Set down all of the data that follows word for word, without the images.
※
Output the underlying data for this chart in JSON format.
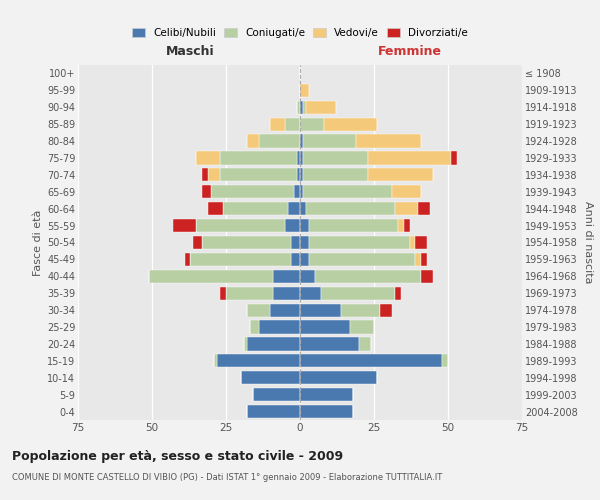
{
  "age_groups": [
    "100+",
    "95-99",
    "90-94",
    "85-89",
    "80-84",
    "75-79",
    "70-74",
    "65-69",
    "60-64",
    "55-59",
    "50-54",
    "45-49",
    "40-44",
    "35-39",
    "30-34",
    "25-29",
    "20-24",
    "15-19",
    "10-14",
    "5-9",
    "0-4"
  ],
  "birth_years": [
    "≤ 1908",
    "1909-1913",
    "1914-1918",
    "1919-1923",
    "1924-1928",
    "1929-1933",
    "1934-1938",
    "1939-1943",
    "1944-1948",
    "1949-1953",
    "1954-1958",
    "1959-1963",
    "1964-1968",
    "1969-1973",
    "1974-1978",
    "1979-1983",
    "1984-1988",
    "1989-1993",
    "1994-1998",
    "1999-2003",
    "2004-2008"
  ],
  "colors": {
    "celibi": "#4a79b0",
    "coniugati": "#b8cfa4",
    "vedovi": "#f5c97a",
    "divorziati": "#cc2222"
  },
  "maschi": {
    "celibi": [
      0,
      0,
      0,
      0,
      0,
      1,
      1,
      2,
      4,
      5,
      3,
      3,
      9,
      9,
      10,
      14,
      18,
      28,
      20,
      16,
      18
    ],
    "coniugati": [
      0,
      0,
      1,
      5,
      14,
      26,
      26,
      28,
      22,
      30,
      30,
      34,
      42,
      16,
      8,
      3,
      1,
      1,
      0,
      0,
      0
    ],
    "vedovi": [
      0,
      0,
      0,
      5,
      4,
      8,
      4,
      0,
      0,
      0,
      0,
      0,
      0,
      0,
      0,
      0,
      0,
      0,
      0,
      0,
      0
    ],
    "divorziati": [
      0,
      0,
      0,
      0,
      0,
      0,
      2,
      3,
      5,
      8,
      3,
      2,
      0,
      2,
      0,
      0,
      0,
      0,
      0,
      0,
      0
    ]
  },
  "femmine": {
    "celibi": [
      0,
      0,
      1,
      0,
      1,
      1,
      1,
      1,
      2,
      3,
      3,
      3,
      5,
      7,
      14,
      17,
      20,
      48,
      26,
      18,
      18
    ],
    "coniugati": [
      0,
      0,
      1,
      8,
      18,
      22,
      22,
      30,
      30,
      30,
      34,
      36,
      36,
      25,
      13,
      8,
      4,
      2,
      0,
      0,
      0
    ],
    "vedovi": [
      0,
      3,
      10,
      18,
      22,
      28,
      22,
      10,
      8,
      2,
      2,
      2,
      0,
      0,
      0,
      0,
      0,
      0,
      0,
      0,
      0
    ],
    "divorziati": [
      0,
      0,
      0,
      0,
      0,
      2,
      0,
      0,
      4,
      2,
      4,
      2,
      4,
      2,
      4,
      0,
      0,
      0,
      0,
      0,
      0
    ]
  },
  "title": "Popolazione per età, sesso e stato civile - 2009",
  "subtitle": "COMUNE DI MONTE CASTELLO DI VIBIO (PG) - Dati ISTAT 1° gennaio 2009 - Elaborazione TUTTITALIA.IT",
  "xlabel_left": "Maschi",
  "xlabel_right": "Femmine",
  "ylabel_left": "Fasce di età",
  "ylabel_right": "Anni di nascita",
  "xlim": 75,
  "legend_labels": [
    "Celibi/Nubili",
    "Coniugati/e",
    "Vedovi/e",
    "Divorziati/e"
  ],
  "bg_color": "#f2f2f2",
  "plot_bg": "#e8e8e8"
}
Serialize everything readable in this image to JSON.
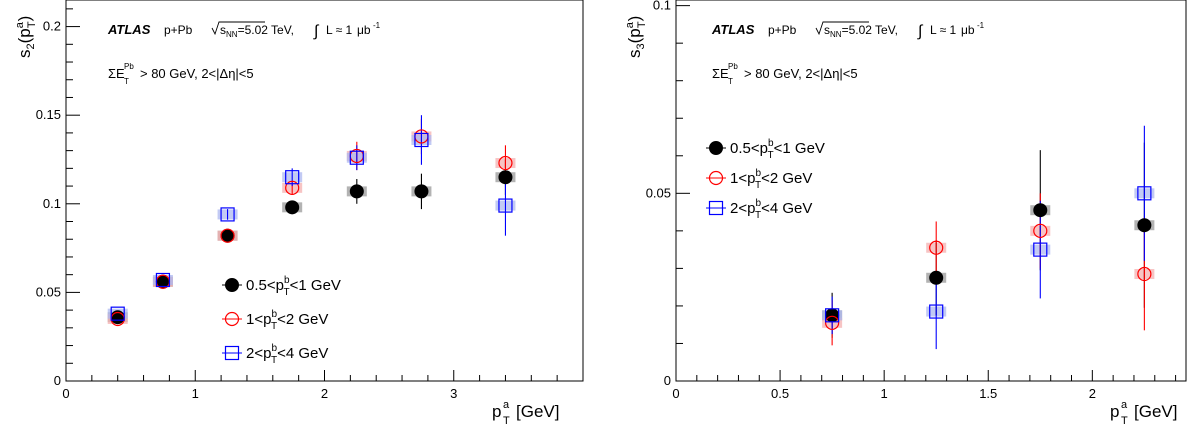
{
  "chart_data": [
    {
      "type": "scatter",
      "label_atlas": "ATLAS",
      "label_system": "p+Pb",
      "label_energy": "√s_NN=5.02 TeV,",
      "label_lumi": "∫ L ≈ 1μb⁻¹",
      "label_cut": "ΣE_T^Pb > 80 GeV, 2<|Δη|<5",
      "ylabel": "s_2(p_T^a)",
      "xlabel": "p_T^a [GeV]",
      "xlim": [
        0,
        4.0
      ],
      "ylim": [
        0,
        0.215
      ],
      "x_ticks": [
        "0",
        "1",
        "2",
        "3"
      ],
      "x_tick_values": [
        0,
        1,
        2,
        3
      ],
      "y_ticks": [
        "0",
        "0.05",
        "0.1",
        "0.15",
        "0.2"
      ],
      "y_tick_values": [
        0,
        0.05,
        0.1,
        0.15,
        0.2
      ],
      "legend_position": "bottom-center",
      "series": [
        {
          "name": "0.5<p_T^b<1 GeV",
          "marker": "filled-circle",
          "color": "#000000",
          "x": [
            0.4,
            0.75,
            1.25,
            1.75,
            2.25,
            2.75,
            3.4
          ],
          "y": [
            0.036,
            0.056,
            0.082,
            0.098,
            0.107,
            0.107,
            0.115
          ],
          "yerr": [
            0.0015,
            0.0015,
            0.002,
            0.003,
            0.007,
            0.01,
            0.01
          ]
        },
        {
          "name": "1<p_T^b<2 GeV",
          "marker": "open-circle",
          "color": "#ff0000",
          "x": [
            0.4,
            0.75,
            1.25,
            1.75,
            2.25,
            2.75,
            3.4
          ],
          "y": [
            0.035,
            0.056,
            0.082,
            0.109,
            0.127,
            0.138,
            0.123
          ],
          "yerr": [
            0.0015,
            0.0015,
            0.002,
            0.004,
            0.008,
            0.01,
            0.01
          ]
        },
        {
          "name": "2<p_T^b<4 GeV",
          "marker": "open-square",
          "color": "#0000ff",
          "x": [
            0.4,
            0.75,
            1.25,
            1.75,
            2.25,
            2.75,
            3.4
          ],
          "y": [
            0.038,
            0.057,
            0.094,
            0.115,
            0.126,
            0.136,
            0.099
          ],
          "yerr": [
            0.0015,
            0.0015,
            0.003,
            0.005,
            0.007,
            0.014,
            0.017
          ]
        }
      ]
    },
    {
      "type": "scatter",
      "label_atlas": "ATLAS",
      "label_system": "p+Pb",
      "label_energy": "√s_NN=5.02 TeV,",
      "label_lumi": "∫ L ≈ 1μb⁻¹",
      "label_cut": "ΣE_T^Pb > 80 GeV, 2<|Δη|<5",
      "ylabel": "s_3(p_T^a)",
      "xlabel": "p_T^a [GeV]",
      "xlim": [
        0,
        2.45
      ],
      "ylim": [
        0,
        0.1015
      ],
      "x_ticks": [
        "0",
        "0.5",
        "1",
        "1.5",
        "2"
      ],
      "x_tick_values": [
        0,
        0.5,
        1,
        1.5,
        2
      ],
      "y_ticks": [
        "0",
        "0.05",
        "0.1"
      ],
      "y_tick_values": [
        0,
        0.05,
        0.1
      ],
      "legend_position": "middle-left",
      "series": [
        {
          "name": "0.5<p_T^b<1 GeV",
          "marker": "filled-circle",
          "color": "#000000",
          "x": [
            0.75,
            1.25,
            1.75,
            2.25
          ],
          "y": [
            0.0175,
            0.0275,
            0.0455,
            0.0415
          ],
          "yerr": [
            0.006,
            0.01,
            0.016,
            0.022
          ]
        },
        {
          "name": "1<p_T^b<2 GeV",
          "marker": "open-circle",
          "color": "#ff0000",
          "x": [
            0.75,
            1.25,
            1.75,
            2.25
          ],
          "y": [
            0.0155,
            0.0355,
            0.04,
            0.0285
          ],
          "yerr": [
            0.006,
            0.007,
            0.01,
            0.015
          ]
        },
        {
          "name": "2<p_T^b<4 GeV",
          "marker": "open-square",
          "color": "#0000ff",
          "x": [
            0.75,
            1.25,
            1.75,
            2.25
          ],
          "y": [
            0.0175,
            0.0185,
            0.035,
            0.05
          ],
          "yerr": [
            0.005,
            0.01,
            0.013,
            0.018
          ]
        }
      ]
    }
  ]
}
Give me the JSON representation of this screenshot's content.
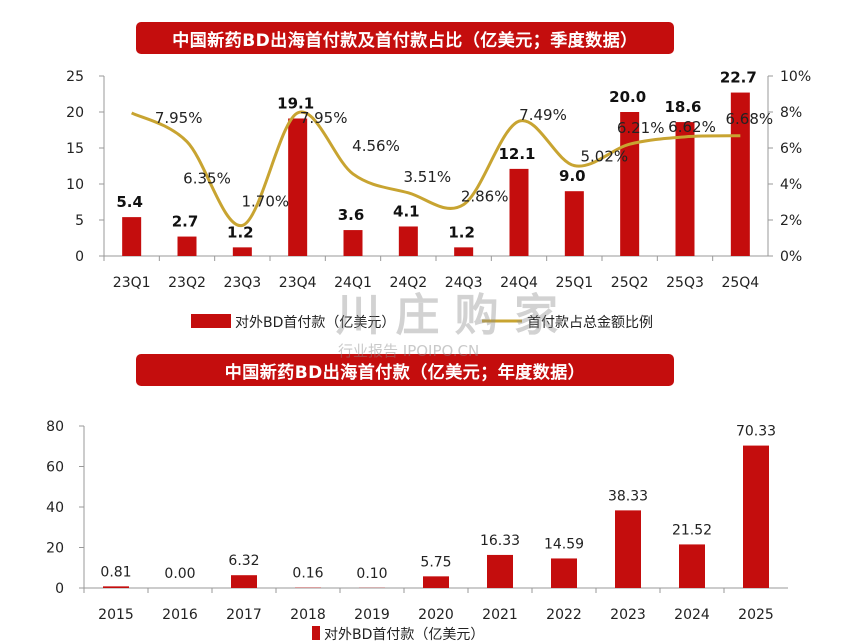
※
TASK SOLUTION:
Output the underlying data for this chart in JSON format.
{
  "age_groups": [
    "100+",
    "95-99",
    "90-94",
    "85-89",
    "80-84",
    "75-79",
    "70-74",
    "65-69",
    "60-64",
    "55-59",
    "50-54",
    "45-49",
    "40-44",
    "35-39",
    "30-34",
    "25-29",
    "20-24",
    "15-19",
    "10-14",
    "5-9",
    "0-4"
  ],
  "birth_years": [
    "≤ 1908",
    "1909-1913",
    "1914-1918",
    "1919-1923",
    "1924-1928",
    "1929-1933",
    "1934-1938",
    "1939-1943",
    "1944-1948",
    "1949-1953",
    "1954-1958",
    "1959-1963",
    "1964-1968",
    "1969-1973",
    "1974-1978",
    "1979-1983",
    "1984-1988",
    "1989-1993",
    "1994-1998",
    "1999-2003",
    "2004-2008"
  ],
  "colors": {
    "celibi": "#4a79b0",
    "coniugati": "#b8cfa4",
    "vedovi": "#f5c97a",
    "divorziati": "#cc2222"
  },
  "maschi": {
    "celibi": [
      0,
      0,
      0,
      0,
      0,
      1,
      1,
      2,
      4,
      5,
      3,
      3,
      9,
      9,
      10,
      14,
      18,
      28,
      20,
      16,
      18
    ],
    "coniugati": [
      0,
      0,
      1,
      5,
      14,
      26,
      26,
      28,
      22,
      30,
      30,
      34,
      42,
      16,
      8,
      3,
      1,
      1,
      0,
      0,
      0
    ],
    "vedovi": [
      0,
      0,
      0,
      5,
      4,
      8,
      4,
      0,
      0,
      0,
      0,
      0,
      0,
      0,
      0,
      0,
      0,
      0,
      0,
      0,
      0
    ],
    "divorziati": [
      0,
      0,
      0,
      0,
      0,
      0,
      2,
      3,
      5,
      8,
      3,
      2,
      0,
      2,
      0,
      0,
      0,
      0,
      0,
      0,
      0
    ]
  },
  "femmine": {
    "celibi": [
      0,
      0,
      1,
      0,
      1,
      1,
      1,
      1,
      2,
      3,
      3,
      3,
      5,
      7,
      14,
      17,
      20,
      48,
      26,
      18,
      18
    ],
    "coniugati": [
      0,
      0,
      1,
      8,
      18,
      22,
      22,
      30,
      30,
      30,
      34,
      36,
      36,
      25,
      13,
      8,
      4,
      2,
      0,
      0,
      0
    ],
    "vedovi": [
      0,
      3,
      10,
      18,
      22,
      28,
      22,
      10,
      8,
      2,
      2,
      2,
      0,
      0,
      0,
      0,
      0,
      0,
      0,
      0,
      0
    ],
    "divorziati": [
      0,
      0,
      0,
      0,
      0,
      2,
      0,
      0,
      4,
      2,
      4,
      2,
      4,
      2,
      4,
      0,
      0,
      0,
      0,
      0,
      0
    ]
  },
  "title": "Popolazione per età, sesso e stato civile - 2009",
  "subtitle": "COMUNE DI MONTE CASTELLO DI VIBIO (PG) - Dati ISTAT 1° gennaio 2009 - Elaborazione TUTTITALIA.IT",
  "xlabel_left": "Maschi",
  "xlabel_right": "Femmine",
  "ylabel_left": "Fasce di età",
  "ylabel_right": "Anni di nascita",
  "xlim": 75,
  "legend_labels": [
    "Celibi/Nubili",
    "Coniugati/e",
    "Vedovi/e",
    "Divorziati/e"
  ],
  "bg_color": "#f2f2f2",
  "plot_bg": "#e8e8e8"
}
Serialize everything readable in this image to JSON.
{
  "chart_data": [
    {
      "type": "scatter",
      "label_atlas": "ATLAS",
      "label_system": "p+Pb",
      "label_energy": "√s_NN=5.02 TeV,",
      "label_lumi": "∫ L ≈ 1μb⁻¹",
      "label_cut": "ΣE_T^Pb > 80 GeV, 2<|Δη|<5",
      "ylabel": "s_2(p_T^a)",
      "xlabel": "p_T^a [GeV]",
      "xlim": [
        0,
        4.0
      ],
      "ylim": [
        0,
        0.215
      ],
      "x_ticks": [
        "0",
        "1",
        "2",
        "3"
      ],
      "x_tick_values": [
        0,
        1,
        2,
        3
      ],
      "y_ticks": [
        "0",
        "0.05",
        "0.1",
        "0.15",
        "0.2"
      ],
      "y_tick_values": [
        0,
        0.05,
        0.1,
        0.15,
        0.2
      ],
      "legend_position": "bottom-center",
      "series": [
        {
          "name": "0.5<p_T^b<1 GeV",
          "marker": "filled-circle",
          "color": "#000000",
          "x": [
            0.4,
            0.75,
            1.25,
            1.75,
            2.25,
            2.75,
            3.4
          ],
          "y": [
            0.036,
            0.056,
            0.082,
            0.098,
            0.107,
            0.107,
            0.115
          ],
          "yerr": [
            0.0015,
            0.0015,
            0.002,
            0.003,
            0.007,
            0.01,
            0.01
          ]
        },
        {
          "name": "1<p_T^b<2 GeV",
          "marker": "open-circle",
          "color": "#ff0000",
          "x": [
            0.4,
            0.75,
            1.25,
            1.75,
            2.25,
            2.75,
            3.4
          ],
          "y": [
            0.035,
            0.056,
            0.082,
            0.109,
            0.127,
            0.138,
            0.123
          ],
          "yerr": [
            0.0015,
            0.0015,
            0.002,
            0.004,
            0.008,
            0.01,
            0.01
          ]
        },
        {
          "name": "2<p_T^b<4 GeV",
          "marker": "open-square",
          "color": "#0000ff",
          "x": [
            0.4,
            0.75,
            1.25,
            1.75,
            2.25,
            2.75,
            3.4
          ],
          "y": [
            0.038,
            0.057,
            0.094,
            0.115,
            0.126,
            0.136,
            0.099
          ],
          "yerr": [
            0.0015,
            0.0015,
            0.003,
            0.005,
            0.007,
            0.014,
            0.017
          ]
        }
      ]
    },
    {
      "type": "scatter",
      "label_atlas": "ATLAS",
      "label_system": "p+Pb",
      "label_energy": "√s_NN=5.02 TeV,",
      "label_lumi": "∫ L ≈ 1μb⁻¹",
      "label_cut": "ΣE_T^Pb > 80 GeV, 2<|Δη|<5",
      "ylabel": "s_3(p_T^a)",
      "xlabel": "p_T^a [GeV]",
      "xlim": [
        0,
        2.45
      ],
      "ylim": [
        0,
        0.1015
      ],
      "x_ticks": [
        "0",
        "0.5",
        "1",
        "1.5",
        "2"
      ],
      "x_tick_values": [
        0,
        0.5,
        1,
        1.5,
        2
      ],
      "y_ticks": [
        "0",
        "0.05",
        "0.1"
      ],
      "y_tick_values": [
        0,
        0.05,
        0.1
      ],
      "legend_position": "middle-left",
      "series": [
        {
          "name": "0.5<p_T^b<1 GeV",
          "marker": "filled-circle",
          "color": "#000000",
          "x": [
            0.75,
            1.25,
            1.75,
            2.25
          ],
          "y": [
            0.0175,
            0.0275,
            0.0455,
            0.0415
          ],
          "yerr": [
            0.006,
            0.01,
            0.016,
            0.022
          ]
        },
        {
          "name": "1<p_T^b<2 GeV",
          "marker": "open-circle",
          "color": "#ff0000",
          "x": [
            0.75,
            1.25,
            1.75,
            2.25
          ],
          "y": [
            0.0155,
            0.0355,
            0.04,
            0.0285
          ],
          "yerr": [
            0.006,
            0.007,
            0.01,
            0.015
          ]
        },
        {
          "name": "2<p_T^b<4 GeV",
          "marker": "open-square",
          "color": "#0000ff",
          "x": [
            0.75,
            1.25,
            1.75,
            2.25
          ],
          "y": [
            0.0175,
            0.0185,
            0.035,
            0.05
          ],
          "yerr": [
            0.005,
            0.01,
            0.013,
            0.018
          ]
        }
      ]
    }
  ]
}
Give me the JSON representation of this screenshot's content.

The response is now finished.